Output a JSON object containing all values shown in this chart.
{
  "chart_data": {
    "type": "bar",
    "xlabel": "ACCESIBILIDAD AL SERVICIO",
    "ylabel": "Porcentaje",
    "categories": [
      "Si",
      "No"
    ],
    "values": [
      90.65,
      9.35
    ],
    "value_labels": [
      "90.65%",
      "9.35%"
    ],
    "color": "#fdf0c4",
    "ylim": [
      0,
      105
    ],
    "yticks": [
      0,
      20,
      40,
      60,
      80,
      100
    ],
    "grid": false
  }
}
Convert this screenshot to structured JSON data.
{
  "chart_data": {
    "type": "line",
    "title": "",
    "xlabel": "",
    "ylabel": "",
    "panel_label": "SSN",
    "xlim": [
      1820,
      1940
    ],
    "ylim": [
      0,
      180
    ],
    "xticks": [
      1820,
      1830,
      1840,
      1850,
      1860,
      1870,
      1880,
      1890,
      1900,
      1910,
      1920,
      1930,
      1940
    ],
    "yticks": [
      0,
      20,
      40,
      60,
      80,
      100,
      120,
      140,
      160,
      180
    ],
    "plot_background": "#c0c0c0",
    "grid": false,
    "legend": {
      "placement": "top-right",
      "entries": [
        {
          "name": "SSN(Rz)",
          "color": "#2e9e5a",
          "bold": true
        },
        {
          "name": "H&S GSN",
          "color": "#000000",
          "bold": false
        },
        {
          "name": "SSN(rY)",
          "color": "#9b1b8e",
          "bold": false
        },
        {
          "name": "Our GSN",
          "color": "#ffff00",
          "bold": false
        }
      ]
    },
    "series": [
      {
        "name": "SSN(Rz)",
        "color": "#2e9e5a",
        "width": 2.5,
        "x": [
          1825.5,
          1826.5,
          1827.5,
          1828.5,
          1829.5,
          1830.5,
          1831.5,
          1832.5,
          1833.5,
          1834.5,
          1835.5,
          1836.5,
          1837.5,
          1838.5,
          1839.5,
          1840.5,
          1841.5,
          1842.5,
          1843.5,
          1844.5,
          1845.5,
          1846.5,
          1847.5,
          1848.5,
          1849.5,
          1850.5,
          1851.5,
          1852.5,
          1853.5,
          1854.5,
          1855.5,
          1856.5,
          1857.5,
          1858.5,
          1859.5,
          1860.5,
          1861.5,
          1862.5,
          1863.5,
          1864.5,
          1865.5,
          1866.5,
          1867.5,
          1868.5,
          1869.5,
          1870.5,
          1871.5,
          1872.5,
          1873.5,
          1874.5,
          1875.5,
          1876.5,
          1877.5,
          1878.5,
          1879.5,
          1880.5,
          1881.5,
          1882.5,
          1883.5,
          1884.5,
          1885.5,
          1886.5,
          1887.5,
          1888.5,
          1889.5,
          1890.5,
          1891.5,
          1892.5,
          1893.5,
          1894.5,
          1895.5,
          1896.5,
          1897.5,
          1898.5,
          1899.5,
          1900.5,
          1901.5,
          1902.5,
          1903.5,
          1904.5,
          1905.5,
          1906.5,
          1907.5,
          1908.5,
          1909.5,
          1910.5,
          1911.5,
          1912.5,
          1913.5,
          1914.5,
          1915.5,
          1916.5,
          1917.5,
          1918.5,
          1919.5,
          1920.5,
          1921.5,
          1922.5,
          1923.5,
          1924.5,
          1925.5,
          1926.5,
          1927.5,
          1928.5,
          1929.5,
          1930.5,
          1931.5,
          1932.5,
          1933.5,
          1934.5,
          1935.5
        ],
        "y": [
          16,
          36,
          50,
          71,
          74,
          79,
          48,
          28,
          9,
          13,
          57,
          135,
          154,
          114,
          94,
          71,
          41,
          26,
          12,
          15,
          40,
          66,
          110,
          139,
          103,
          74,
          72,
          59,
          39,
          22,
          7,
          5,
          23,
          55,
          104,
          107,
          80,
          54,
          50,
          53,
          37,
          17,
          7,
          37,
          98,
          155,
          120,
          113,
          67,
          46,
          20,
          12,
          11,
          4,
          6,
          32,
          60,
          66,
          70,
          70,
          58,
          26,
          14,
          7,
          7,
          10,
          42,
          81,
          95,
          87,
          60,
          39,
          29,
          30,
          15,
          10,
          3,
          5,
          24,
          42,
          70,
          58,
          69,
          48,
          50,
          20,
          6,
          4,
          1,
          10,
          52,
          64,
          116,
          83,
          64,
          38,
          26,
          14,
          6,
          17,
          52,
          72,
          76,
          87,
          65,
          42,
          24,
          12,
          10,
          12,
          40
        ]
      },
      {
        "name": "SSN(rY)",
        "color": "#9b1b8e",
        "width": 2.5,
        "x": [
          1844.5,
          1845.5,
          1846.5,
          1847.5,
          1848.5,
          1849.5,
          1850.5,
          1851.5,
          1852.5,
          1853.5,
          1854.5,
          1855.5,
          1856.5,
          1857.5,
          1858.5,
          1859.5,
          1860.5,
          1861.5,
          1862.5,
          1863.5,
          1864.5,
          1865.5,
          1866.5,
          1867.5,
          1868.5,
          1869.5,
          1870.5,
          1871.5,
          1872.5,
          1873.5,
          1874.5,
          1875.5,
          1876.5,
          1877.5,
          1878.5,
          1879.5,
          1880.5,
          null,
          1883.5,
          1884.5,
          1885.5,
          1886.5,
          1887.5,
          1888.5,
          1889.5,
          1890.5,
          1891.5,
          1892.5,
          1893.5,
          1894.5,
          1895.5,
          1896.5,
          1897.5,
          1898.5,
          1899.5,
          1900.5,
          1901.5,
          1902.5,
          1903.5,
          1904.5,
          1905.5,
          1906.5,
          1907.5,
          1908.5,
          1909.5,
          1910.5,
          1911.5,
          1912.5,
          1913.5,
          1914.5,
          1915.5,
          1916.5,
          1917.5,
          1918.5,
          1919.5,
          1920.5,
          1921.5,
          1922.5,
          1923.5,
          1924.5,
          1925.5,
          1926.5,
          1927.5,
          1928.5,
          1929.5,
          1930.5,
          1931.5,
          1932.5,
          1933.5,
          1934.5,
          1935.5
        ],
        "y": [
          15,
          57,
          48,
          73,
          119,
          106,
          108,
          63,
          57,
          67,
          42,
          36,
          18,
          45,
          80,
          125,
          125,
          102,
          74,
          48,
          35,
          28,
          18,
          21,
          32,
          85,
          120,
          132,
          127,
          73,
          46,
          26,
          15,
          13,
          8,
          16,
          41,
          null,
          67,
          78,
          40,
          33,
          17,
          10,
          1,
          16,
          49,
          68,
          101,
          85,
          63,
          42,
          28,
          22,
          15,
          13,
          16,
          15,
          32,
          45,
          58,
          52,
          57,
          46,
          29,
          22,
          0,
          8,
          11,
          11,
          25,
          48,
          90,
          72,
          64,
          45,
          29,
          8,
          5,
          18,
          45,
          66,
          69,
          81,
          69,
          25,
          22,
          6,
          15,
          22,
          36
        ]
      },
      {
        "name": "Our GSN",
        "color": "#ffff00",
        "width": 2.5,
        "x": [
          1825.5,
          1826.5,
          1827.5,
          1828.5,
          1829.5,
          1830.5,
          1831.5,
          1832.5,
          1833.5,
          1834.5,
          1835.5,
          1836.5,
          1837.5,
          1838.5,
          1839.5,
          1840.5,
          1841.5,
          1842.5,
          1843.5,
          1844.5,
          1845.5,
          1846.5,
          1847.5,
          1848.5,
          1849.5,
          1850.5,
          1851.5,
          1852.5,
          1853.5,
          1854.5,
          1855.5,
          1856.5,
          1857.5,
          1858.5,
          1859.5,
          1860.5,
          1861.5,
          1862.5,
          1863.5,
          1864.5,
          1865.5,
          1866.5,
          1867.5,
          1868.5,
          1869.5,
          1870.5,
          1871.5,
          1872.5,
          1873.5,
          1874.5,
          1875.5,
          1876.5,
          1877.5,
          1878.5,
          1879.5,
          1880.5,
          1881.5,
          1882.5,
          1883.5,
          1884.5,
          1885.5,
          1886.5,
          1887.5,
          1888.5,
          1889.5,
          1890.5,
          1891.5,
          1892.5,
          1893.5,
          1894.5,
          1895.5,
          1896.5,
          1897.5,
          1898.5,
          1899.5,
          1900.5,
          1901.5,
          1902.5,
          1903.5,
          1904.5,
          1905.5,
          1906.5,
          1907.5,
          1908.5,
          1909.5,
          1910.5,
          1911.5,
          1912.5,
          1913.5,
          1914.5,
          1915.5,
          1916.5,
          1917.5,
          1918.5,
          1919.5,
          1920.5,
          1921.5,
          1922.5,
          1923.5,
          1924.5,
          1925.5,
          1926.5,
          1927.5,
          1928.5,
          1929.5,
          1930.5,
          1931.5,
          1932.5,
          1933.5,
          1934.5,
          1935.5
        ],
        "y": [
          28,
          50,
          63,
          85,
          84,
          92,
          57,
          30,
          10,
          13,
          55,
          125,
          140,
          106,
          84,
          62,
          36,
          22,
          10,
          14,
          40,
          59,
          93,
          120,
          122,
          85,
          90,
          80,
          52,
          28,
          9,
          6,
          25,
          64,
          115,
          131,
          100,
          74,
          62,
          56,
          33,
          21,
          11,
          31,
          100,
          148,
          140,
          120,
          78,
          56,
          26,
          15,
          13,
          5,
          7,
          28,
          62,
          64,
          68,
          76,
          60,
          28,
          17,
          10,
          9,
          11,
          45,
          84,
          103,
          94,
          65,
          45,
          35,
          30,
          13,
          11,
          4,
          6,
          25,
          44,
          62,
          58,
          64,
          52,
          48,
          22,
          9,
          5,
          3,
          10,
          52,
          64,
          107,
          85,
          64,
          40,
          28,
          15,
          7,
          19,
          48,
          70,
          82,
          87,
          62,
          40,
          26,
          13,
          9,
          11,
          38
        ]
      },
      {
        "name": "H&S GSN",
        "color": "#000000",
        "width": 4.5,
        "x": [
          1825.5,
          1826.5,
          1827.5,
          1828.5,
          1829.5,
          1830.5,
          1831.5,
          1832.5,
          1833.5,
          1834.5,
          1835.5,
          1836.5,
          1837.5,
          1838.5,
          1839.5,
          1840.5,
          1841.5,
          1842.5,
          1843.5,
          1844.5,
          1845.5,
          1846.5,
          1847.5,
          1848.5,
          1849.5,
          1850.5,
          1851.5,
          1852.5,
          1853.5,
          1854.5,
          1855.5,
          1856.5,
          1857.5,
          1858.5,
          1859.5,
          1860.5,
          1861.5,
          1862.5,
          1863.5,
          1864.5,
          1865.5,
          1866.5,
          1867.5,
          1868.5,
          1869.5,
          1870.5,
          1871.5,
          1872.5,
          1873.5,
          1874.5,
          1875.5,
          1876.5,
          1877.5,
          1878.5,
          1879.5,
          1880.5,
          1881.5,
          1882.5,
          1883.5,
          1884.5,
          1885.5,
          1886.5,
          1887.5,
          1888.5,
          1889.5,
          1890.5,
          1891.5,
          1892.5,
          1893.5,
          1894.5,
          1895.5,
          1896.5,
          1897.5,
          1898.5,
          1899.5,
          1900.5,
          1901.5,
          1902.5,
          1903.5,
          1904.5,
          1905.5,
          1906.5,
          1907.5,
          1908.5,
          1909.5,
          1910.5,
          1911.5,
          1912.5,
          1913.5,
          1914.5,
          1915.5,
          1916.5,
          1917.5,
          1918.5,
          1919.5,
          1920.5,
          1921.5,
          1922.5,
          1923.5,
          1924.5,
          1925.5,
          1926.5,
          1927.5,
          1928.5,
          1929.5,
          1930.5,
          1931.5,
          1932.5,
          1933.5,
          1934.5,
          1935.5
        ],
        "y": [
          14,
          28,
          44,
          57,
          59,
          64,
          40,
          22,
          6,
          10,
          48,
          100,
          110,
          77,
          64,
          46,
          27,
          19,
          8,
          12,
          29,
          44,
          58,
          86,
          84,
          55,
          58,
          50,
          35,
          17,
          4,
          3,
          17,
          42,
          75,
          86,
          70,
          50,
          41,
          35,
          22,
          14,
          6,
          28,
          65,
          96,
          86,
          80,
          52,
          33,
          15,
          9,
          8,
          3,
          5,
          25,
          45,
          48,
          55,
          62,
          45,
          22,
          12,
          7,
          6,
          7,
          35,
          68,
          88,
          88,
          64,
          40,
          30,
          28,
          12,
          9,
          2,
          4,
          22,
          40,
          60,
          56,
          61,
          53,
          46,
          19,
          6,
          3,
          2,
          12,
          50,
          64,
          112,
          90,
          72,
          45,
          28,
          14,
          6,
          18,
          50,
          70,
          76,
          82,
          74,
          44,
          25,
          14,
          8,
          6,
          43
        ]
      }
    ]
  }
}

_DIRECTIVE_: Identify and copy lines that hold the string "xlabel".

_CORRECT OUTPUT_:
    "xlabel": "ACCESIBILIDAD AL SERVICIO",
    "xlabel": "",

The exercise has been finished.